### [Collection entries]
──────

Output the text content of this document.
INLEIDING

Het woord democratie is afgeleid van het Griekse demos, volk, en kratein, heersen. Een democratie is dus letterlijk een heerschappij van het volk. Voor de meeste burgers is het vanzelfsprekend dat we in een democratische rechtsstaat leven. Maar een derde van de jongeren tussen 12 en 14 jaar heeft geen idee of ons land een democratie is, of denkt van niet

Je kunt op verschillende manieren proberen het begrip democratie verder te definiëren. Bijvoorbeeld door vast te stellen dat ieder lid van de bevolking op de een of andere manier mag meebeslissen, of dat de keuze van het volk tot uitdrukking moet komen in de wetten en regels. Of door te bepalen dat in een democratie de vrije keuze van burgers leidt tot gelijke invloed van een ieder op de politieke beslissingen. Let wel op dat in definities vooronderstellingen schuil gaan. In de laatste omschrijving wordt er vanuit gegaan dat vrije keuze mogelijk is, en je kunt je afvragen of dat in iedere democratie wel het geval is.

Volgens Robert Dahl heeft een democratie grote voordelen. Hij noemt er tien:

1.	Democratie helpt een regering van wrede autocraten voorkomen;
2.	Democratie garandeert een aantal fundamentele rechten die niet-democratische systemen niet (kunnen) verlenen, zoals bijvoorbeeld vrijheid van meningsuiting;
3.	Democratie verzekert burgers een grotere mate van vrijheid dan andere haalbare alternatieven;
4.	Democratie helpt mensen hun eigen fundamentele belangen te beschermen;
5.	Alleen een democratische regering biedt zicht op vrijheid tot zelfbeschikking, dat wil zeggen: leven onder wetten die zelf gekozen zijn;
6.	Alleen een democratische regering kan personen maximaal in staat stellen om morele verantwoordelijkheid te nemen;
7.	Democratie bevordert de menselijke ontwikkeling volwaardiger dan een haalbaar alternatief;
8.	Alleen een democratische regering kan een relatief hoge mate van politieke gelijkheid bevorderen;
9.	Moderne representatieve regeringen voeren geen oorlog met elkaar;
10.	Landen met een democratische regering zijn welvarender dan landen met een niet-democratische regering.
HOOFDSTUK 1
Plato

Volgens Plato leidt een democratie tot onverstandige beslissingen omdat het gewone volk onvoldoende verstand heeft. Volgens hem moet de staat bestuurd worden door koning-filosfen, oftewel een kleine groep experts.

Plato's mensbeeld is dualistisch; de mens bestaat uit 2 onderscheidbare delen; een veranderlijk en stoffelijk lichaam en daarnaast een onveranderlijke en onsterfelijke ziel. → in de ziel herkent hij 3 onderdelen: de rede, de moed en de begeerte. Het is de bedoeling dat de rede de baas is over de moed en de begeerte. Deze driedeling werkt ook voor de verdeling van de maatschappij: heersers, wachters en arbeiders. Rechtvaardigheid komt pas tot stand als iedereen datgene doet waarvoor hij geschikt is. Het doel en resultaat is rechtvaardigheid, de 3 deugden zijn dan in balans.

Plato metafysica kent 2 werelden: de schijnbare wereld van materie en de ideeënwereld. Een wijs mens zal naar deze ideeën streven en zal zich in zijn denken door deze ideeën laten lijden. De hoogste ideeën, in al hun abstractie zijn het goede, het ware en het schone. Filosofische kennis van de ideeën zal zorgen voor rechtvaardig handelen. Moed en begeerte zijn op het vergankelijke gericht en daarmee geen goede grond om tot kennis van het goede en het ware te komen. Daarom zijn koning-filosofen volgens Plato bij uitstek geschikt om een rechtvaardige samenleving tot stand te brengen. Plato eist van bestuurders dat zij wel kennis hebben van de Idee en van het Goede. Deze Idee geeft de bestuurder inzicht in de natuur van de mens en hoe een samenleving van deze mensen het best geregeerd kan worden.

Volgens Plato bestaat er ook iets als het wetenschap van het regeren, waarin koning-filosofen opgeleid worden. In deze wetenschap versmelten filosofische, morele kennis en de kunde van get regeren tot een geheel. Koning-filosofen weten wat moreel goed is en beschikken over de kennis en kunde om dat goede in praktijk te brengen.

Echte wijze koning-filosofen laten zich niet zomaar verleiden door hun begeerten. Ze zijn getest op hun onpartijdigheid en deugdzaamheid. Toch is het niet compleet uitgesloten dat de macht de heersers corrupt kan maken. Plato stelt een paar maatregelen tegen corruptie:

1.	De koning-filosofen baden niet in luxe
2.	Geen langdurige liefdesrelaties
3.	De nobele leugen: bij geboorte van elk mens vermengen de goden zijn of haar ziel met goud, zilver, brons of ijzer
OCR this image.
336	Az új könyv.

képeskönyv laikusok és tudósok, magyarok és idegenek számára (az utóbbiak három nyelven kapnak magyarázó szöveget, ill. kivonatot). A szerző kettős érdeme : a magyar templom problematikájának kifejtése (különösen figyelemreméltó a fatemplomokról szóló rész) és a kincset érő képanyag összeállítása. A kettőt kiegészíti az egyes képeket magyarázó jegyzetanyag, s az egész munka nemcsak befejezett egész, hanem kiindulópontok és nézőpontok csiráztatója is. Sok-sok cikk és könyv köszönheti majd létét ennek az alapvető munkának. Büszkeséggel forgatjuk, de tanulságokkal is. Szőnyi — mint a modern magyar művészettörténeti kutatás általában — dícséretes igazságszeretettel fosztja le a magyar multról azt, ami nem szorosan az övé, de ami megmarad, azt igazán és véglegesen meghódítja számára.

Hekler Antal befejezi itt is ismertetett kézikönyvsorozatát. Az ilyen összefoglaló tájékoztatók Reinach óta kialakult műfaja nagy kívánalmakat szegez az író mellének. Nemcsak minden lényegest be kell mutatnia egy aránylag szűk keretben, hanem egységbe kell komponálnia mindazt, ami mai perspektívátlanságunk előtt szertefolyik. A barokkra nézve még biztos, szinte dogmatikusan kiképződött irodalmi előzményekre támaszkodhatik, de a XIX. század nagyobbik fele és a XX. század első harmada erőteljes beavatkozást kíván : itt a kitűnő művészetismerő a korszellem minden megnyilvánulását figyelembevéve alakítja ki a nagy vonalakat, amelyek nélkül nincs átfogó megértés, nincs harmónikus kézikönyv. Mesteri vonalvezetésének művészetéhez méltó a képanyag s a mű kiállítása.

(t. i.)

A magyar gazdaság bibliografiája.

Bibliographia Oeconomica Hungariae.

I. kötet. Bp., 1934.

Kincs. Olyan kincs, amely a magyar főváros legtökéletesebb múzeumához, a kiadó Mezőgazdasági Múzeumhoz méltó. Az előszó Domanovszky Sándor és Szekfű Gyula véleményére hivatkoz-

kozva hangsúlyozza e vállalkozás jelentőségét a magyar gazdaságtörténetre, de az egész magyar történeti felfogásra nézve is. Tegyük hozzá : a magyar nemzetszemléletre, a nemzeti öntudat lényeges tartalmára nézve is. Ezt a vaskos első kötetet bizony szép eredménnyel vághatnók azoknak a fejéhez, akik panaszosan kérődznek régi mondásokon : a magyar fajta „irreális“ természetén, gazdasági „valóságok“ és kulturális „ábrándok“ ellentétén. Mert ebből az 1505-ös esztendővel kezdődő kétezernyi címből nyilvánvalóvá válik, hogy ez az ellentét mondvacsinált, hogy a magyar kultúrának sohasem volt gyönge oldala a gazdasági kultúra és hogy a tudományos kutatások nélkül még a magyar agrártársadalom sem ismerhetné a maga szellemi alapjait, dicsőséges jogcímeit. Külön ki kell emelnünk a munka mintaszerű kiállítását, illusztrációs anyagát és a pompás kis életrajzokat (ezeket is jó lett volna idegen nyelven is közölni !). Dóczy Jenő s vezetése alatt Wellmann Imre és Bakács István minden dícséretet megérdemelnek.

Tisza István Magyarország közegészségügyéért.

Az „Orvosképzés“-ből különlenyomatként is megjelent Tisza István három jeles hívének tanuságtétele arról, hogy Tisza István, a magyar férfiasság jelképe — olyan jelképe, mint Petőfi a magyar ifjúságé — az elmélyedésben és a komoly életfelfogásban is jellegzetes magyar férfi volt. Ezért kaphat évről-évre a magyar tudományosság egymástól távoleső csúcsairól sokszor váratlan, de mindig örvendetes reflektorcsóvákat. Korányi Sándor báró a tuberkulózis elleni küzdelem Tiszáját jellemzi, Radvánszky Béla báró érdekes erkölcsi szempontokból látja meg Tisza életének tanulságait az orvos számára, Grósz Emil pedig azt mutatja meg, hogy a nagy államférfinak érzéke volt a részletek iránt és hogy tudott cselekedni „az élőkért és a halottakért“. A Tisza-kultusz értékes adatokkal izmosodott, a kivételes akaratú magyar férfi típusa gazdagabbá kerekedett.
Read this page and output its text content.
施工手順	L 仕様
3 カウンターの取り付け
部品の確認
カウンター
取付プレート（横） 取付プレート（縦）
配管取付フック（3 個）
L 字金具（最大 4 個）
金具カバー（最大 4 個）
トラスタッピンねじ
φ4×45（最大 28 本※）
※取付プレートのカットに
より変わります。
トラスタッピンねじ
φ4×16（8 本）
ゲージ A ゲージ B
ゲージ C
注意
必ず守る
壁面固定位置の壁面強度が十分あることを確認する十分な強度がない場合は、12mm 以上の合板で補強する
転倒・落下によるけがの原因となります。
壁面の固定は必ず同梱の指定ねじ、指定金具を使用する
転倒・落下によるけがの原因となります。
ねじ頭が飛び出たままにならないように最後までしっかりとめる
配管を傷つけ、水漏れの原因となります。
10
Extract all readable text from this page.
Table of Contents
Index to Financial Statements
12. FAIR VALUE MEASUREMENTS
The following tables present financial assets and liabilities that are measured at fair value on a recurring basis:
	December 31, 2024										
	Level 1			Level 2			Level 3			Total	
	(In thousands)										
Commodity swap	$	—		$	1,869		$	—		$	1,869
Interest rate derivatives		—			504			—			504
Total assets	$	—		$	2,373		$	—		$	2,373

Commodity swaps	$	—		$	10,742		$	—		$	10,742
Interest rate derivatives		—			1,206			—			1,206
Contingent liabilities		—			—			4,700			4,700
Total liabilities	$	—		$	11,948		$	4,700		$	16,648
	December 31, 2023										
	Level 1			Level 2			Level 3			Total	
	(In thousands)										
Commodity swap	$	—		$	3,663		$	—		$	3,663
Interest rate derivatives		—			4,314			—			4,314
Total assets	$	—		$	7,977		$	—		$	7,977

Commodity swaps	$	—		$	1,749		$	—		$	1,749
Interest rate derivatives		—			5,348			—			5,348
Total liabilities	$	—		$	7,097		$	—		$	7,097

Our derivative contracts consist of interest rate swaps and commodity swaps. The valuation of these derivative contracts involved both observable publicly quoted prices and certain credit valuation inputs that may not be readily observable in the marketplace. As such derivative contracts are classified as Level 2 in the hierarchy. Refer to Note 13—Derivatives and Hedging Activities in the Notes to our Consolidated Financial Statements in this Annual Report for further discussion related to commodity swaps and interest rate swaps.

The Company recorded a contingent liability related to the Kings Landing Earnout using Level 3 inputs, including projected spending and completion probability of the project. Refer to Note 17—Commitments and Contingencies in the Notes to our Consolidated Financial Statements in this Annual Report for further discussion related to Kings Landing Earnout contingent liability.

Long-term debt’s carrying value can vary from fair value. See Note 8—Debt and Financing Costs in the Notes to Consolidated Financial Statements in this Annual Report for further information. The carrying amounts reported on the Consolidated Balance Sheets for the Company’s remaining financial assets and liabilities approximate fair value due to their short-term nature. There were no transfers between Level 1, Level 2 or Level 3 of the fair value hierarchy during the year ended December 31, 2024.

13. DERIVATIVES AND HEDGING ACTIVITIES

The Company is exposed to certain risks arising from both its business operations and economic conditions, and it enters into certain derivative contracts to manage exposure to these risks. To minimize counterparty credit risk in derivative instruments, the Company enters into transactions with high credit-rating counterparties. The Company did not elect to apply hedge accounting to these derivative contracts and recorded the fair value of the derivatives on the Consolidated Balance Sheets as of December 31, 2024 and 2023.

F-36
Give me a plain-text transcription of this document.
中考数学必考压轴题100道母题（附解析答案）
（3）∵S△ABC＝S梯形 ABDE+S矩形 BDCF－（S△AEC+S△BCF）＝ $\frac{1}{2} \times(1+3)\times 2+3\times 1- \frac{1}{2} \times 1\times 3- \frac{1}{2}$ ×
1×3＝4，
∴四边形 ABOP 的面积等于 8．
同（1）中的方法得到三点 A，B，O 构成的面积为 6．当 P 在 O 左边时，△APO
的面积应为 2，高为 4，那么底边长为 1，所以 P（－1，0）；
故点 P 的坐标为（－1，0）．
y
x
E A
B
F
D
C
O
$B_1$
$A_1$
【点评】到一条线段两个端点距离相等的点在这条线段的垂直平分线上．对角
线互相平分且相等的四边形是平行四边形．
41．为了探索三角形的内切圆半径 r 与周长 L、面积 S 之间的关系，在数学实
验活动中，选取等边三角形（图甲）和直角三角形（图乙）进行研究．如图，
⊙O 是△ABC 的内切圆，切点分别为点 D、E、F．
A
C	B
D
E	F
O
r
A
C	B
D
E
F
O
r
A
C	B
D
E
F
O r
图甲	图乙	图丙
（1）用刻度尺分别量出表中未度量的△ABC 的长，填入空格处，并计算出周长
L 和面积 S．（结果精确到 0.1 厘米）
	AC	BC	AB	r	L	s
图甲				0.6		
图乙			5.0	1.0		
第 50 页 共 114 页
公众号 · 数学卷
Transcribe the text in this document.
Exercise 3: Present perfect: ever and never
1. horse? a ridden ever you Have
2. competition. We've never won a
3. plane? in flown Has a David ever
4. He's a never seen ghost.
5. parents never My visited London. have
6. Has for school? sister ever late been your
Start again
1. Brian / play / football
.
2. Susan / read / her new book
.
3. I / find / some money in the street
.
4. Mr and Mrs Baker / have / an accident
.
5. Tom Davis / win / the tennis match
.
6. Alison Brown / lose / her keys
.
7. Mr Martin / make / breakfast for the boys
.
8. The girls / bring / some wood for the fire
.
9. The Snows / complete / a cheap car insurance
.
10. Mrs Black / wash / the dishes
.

──────

### [GIVEN PROBLEM]
Filter lines by "stellen" and return each hit.

### [SOLVED EXERCISE]
Je kunt op verschillende manieren proberen het begrip democratie verder te definiëren. Bijvoorbeeld door vast te stellen dat ieder lid van de bevolking op de een of andere manier mag meebeslissen, of dat de keuze van het volk tot uitdrukking moet komen in de wetten en regels. Of door te bepalen dat in een democratie de vrije keuze van burgers leidt tot gelijke invloed van een ieder op de politieke beslissingen. Let wel op dat in definities vooronderstellingen schuil gaan. In de laatste omschrijving wordt er vanuit gegaan dat vrije keuze mogelijk is, en je kunt je afvragen of dat in iedere democratie wel het geval is.
6.	Alleen een democratische regering kan personen maximaal in staat stellen om morele verantwoordelijkheid te nemen;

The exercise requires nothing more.